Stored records
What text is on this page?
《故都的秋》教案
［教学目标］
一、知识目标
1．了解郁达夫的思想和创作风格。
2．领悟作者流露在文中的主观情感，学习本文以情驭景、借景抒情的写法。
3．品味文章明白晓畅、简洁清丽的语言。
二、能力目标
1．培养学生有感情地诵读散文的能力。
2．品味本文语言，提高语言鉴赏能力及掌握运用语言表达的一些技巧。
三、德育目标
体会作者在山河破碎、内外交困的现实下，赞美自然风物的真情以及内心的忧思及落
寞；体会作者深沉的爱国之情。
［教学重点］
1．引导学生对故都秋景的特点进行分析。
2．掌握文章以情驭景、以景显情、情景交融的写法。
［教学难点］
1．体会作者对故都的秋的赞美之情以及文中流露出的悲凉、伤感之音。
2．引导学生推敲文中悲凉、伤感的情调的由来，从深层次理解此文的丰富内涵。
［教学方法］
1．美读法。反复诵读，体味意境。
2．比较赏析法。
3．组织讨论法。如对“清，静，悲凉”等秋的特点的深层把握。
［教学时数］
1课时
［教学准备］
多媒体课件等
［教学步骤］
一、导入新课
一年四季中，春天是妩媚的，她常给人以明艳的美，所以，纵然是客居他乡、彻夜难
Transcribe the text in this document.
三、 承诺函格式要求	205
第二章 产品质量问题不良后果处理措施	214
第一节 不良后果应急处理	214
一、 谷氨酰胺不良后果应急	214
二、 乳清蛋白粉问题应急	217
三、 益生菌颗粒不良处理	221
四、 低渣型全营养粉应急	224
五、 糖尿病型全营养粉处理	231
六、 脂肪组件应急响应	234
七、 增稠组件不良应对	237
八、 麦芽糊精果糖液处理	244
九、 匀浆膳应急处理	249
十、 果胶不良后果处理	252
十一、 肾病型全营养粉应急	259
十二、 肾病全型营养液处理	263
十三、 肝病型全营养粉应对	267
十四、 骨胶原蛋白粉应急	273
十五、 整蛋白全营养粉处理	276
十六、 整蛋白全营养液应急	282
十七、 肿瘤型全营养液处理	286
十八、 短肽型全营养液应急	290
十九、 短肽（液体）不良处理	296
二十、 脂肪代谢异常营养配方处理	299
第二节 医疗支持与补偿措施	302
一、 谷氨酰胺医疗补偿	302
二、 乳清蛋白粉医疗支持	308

Requirements: Where a line of the entries contains the word "this", copy that line.

Exercise output:
What text is on this page?
Transcribe the text in this document.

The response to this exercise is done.